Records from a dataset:
• • •
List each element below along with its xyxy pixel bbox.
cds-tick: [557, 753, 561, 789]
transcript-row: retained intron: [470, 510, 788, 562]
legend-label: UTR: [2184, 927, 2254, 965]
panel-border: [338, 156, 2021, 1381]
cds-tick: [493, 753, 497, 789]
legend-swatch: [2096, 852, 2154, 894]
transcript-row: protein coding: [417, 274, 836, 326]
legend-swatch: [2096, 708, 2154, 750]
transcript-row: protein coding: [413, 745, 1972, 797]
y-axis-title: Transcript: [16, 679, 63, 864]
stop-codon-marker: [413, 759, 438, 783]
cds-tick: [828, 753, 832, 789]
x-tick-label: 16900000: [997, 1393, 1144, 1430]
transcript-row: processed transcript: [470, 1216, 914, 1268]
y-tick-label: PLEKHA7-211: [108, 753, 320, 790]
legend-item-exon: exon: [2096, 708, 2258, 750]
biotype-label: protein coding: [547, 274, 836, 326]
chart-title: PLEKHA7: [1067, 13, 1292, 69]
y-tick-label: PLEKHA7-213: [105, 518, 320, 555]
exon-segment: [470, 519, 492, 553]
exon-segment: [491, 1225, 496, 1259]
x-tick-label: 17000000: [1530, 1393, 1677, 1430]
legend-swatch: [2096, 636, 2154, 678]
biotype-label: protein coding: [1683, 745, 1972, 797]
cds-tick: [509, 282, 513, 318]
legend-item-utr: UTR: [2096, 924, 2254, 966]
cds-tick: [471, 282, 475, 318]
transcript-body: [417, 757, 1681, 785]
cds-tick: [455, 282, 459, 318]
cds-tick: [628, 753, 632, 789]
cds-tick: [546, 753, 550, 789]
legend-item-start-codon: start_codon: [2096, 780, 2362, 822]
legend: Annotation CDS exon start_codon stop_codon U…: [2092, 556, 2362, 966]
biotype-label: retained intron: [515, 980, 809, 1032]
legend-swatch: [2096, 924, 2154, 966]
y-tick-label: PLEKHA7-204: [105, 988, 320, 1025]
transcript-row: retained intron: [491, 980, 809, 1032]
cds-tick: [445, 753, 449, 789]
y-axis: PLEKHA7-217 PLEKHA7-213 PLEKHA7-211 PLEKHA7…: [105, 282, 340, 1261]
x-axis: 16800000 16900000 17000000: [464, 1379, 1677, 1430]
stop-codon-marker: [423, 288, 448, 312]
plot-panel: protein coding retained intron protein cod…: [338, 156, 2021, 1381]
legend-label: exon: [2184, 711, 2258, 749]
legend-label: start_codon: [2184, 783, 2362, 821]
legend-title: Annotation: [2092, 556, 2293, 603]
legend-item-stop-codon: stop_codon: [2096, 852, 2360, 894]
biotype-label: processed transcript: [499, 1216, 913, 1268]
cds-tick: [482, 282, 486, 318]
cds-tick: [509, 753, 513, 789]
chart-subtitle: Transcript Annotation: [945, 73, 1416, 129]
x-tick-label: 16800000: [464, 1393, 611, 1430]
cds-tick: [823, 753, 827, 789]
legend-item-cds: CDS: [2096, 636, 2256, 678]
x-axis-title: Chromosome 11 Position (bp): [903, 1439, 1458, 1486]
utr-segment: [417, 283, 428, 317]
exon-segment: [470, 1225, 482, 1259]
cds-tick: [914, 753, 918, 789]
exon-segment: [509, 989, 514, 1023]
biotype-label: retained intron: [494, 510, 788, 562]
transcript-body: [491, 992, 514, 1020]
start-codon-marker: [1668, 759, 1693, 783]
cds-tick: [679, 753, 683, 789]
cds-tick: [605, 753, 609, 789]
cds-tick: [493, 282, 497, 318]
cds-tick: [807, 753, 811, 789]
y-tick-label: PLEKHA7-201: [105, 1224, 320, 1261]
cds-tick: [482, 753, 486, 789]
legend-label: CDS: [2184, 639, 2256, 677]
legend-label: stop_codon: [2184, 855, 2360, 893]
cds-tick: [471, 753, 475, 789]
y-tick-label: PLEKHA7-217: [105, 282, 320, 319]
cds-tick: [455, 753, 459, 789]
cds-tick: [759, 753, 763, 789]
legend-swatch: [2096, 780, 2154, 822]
• • •
## WHAT THE TASK ASKS
Among the lines above, return each one holding the string "biotype".

## RESULT
biotype-label: protein coding: [547, 274, 836, 326]
biotype-label: protein coding: [1683, 745, 1972, 797]
biotype-label: retained intron: [515, 980, 809, 1032]
biotype-label: processed transcript: [499, 1216, 913, 1268]
biotype-label: retained intron: [494, 510, 788, 562]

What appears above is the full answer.